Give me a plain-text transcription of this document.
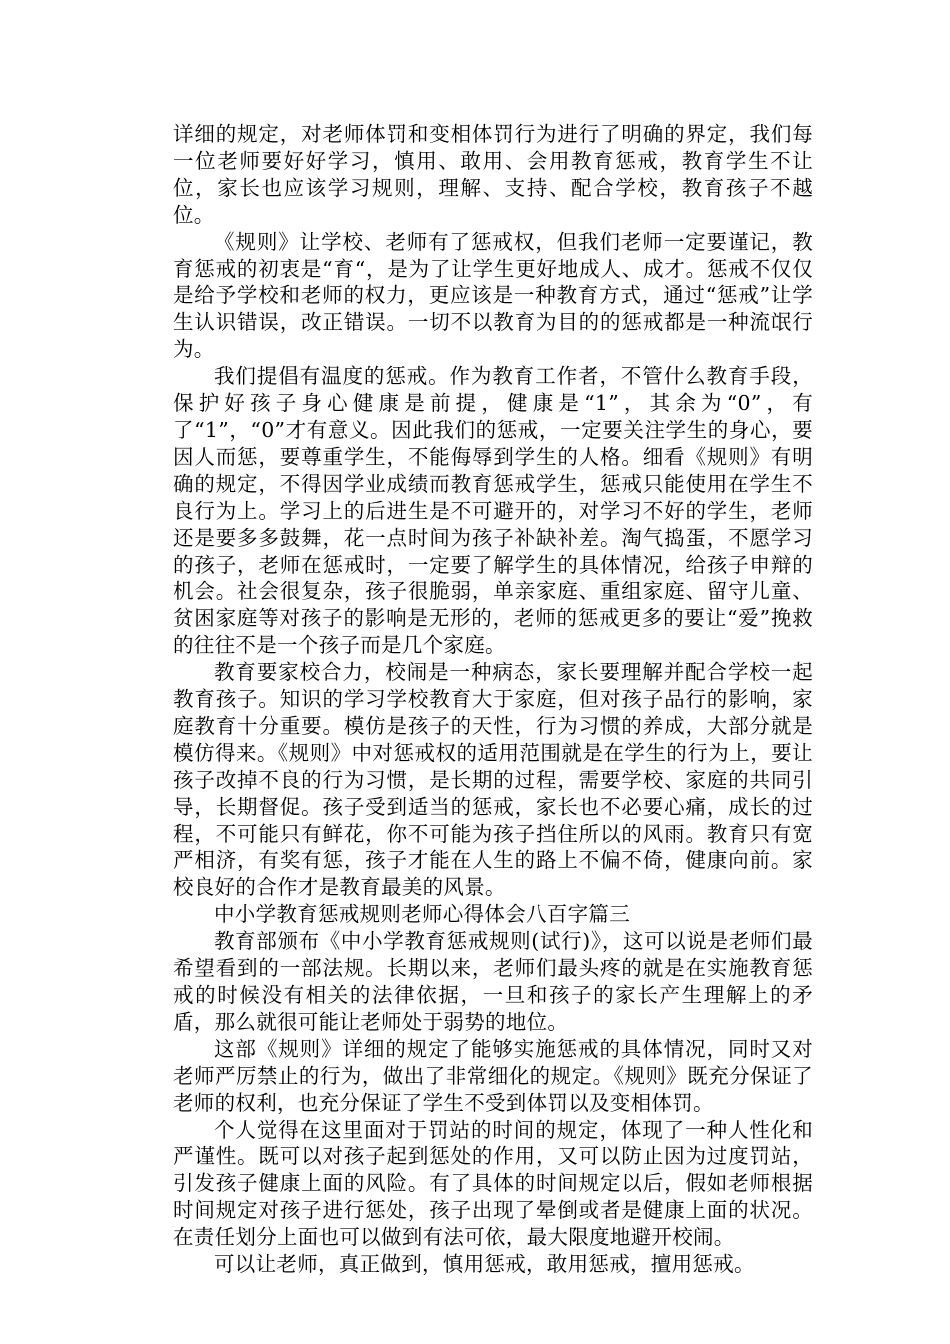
详细的规定，对老师体罚和变相体罚行为进行了明确的界定，我们每一位老师要好好学习，慎用、敢用、会用教育惩戒，教育学生不让位，家长也应该学习规则，理解、支持、配合学校，教育孩子不越位。

《规则》让学校、老师有了惩戒权，但我们老师一定要谨记，教育惩戒的初衷是“育“，是为了让学生更好地成人、成才。惩戒不仅仅是给予学校和老师的权力，更应该是一种教育方式，通过“惩戒”让学生认识错误，改正错误。一切不以教育为目的的惩戒都是一种流氓行为。

我们提倡有温度的惩戒。作为教育工作者，不管什么教育手段，保护好孩子身心健康是前提，健康是“1”，其余为“0”，有了“1”，“0”才有意义。因此我们的惩戒，一定要关注学生的身心，要因人而惩，要尊重学生，不能侮辱到学生的人格。细看《规则》有明确的规定，不得因学业成绩而教育惩戒学生，惩戒只能使用在学生不良行为上。学习上的后进生是不可避开的，对学习不好的学生，老师还是要多多鼓舞，花一点时间为孩子补缺补差。淘气捣蛋，不愿学习的孩子，老师在惩戒时，一定要了解学生的具体情况，给孩子申辩的机会。社会很复杂，孩子很脆弱，单亲家庭、重组家庭、留守儿童、贫困家庭等对孩子的影响是无形的，老师的惩戒更多的要让“爱”挽救的往往不是一个孩子而是几个家庭。

教育要家校合力，校闹是一种病态，家长要理解并配合学校一起教育孩子。知识的学习学校教育大于家庭，但对孩子品行的影响，家庭教育十分重要。模仿是孩子的天性，行为习惯的养成，大部分就是模仿得来。《规则》中对惩戒权的适用范围就是在学生的行为上，要让孩子改掉不良的行为习惯，是长期的过程，需要学校、家庭的共同引导，长期督促。孩子受到适当的惩戒，家长也不必要心痛，成长的过程，不可能只有鲜花，你不可能为孩子挡住所以的风雨。教育只有宽严相济，有奖有惩，孩子才能在人生的路上不偏不倚，健康向前。家校良好的合作才是教育最美的风景。

中小学教育惩戒规则老师心得体会八百字篇三

教育部颁布《中小学教育惩戒规则(试行)》，这可以说是老师们最希望看到的一部法规。长期以来，老师们最头疼的就是在实施教育惩戒的时候没有相关的法律依据，一旦和孩子的家长产生理解上的矛盾，那么就很可能让老师处于弱势的地位。

这部《规则》详细的规定了能够实施惩戒的具体情况，同时又对老师严厉禁止的行为，做出了非常细化的规定。《规则》既充分保证了老师的权利，也充分保证了学生不受到体罚以及变相体罚。

个人觉得在这里面对于罚站的时间的规定，体现了一种人性化和严谨性。既可以对孩子起到惩处的作用，又可以防止因为过度罚站，引发孩子健康上面的风险。有了具体的时间规定以后，假如老师根据时间规定对孩子进行惩处，孩子出现了晕倒或者是健康上面的状况。在责任划分上面也可以做到有法可依，最大限度地避开校闹。

可以让老师，真正做到，慎用惩戒，敢用惩戒，擅用惩戒。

What to work on
Restate the whole listing above exactly, please, omitting every image.

Task result
Give me a plain-text transcription of this document.
详细的规定，对老师体罚和变相体罚行为进行了明确的界定，我们每一位老师要好好学习，慎用、敢用、会用教育惩戒，教育学生不让位，家长也应该学习规则，理解、支持、配合学校，教育孩子不越位。

《规则》让学校、老师有了惩戒权，但我们老师一定要谨记，教育惩戒的初衷是“育“，是为了让学生更好地成人、成才。惩戒不仅仅是给予学校和老师的权力，更应该是一种教育方式，通过“惩戒”让学生认识错误，改正错误。一切不以教育为目的的惩戒都是一种流氓行为。

我们提倡有温度的惩戒。作为教育工作者，不管什么教育手段，保护好孩子身心健康是前提，健康是“1”，其余为“0”，有了“1”，“0”才有意义。因此我们的惩戒，一定要关注学生的身心，要因人而惩，要尊重学生，不能侮辱到学生的人格。细看《规则》有明确的规定，不得因学业成绩而教育惩戒学生，惩戒只能使用在学生不良行为上。学习上的后进生是不可避开的，对学习不好的学生，老师还是要多多鼓舞，花一点时间为孩子补缺补差。淘气捣蛋，不愿学习的孩子，老师在惩戒时，一定要了解学生的具体情况，给孩子申辩的机会。社会很复杂，孩子很脆弱，单亲家庭、重组家庭、留守儿童、贫困家庭等对孩子的影响是无形的，老师的惩戒更多的要让“爱”挽救的往往不是一个孩子而是几个家庭。

教育要家校合力，校闹是一种病态，家长要理解并配合学校一起教育孩子。知识的学习学校教育大于家庭，但对孩子品行的影响，家庭教育十分重要。模仿是孩子的天性，行为习惯的养成，大部分就是模仿得来。《规则》中对惩戒权的适用范围就是在学生的行为上，要让孩子改掉不良的行为习惯，是长期的过程，需要学校、家庭的共同引导，长期督促。孩子受到适当的惩戒，家长也不必要心痛，成长的过程，不可能只有鲜花，你不可能为孩子挡住所以的风雨。教育只有宽严相济，有奖有惩，孩子才能在人生的路上不偏不倚，健康向前。家校良好的合作才是教育最美的风景。

中小学教育惩戒规则老师心得体会八百字篇三

教育部颁布《中小学教育惩戒规则(试行)》，这可以说是老师们最希望看到的一部法规。长期以来，老师们最头疼的就是在实施教育惩戒的时候没有相关的法律依据，一旦和孩子的家长产生理解上的矛盾，那么就很可能让老师处于弱势的地位。

这部《规则》详细的规定了能够实施惩戒的具体情况，同时又对老师严厉禁止的行为，做出了非常细化的规定。《规则》既充分保证了老师的权利，也充分保证了学生不受到体罚以及变相体罚。

个人觉得在这里面对于罚站的时间的规定，体现了一种人性化和严谨性。既可以对孩子起到惩处的作用，又可以防止因为过度罚站，引发孩子健康上面的风险。有了具体的时间规定以后，假如老师根据时间规定对孩子进行惩处，孩子出现了晕倒或者是健康上面的状况。在责任划分上面也可以做到有法可依，最大限度地避开校闹。

可以让老师，真正做到，慎用惩戒，敢用惩戒，擅用惩戒。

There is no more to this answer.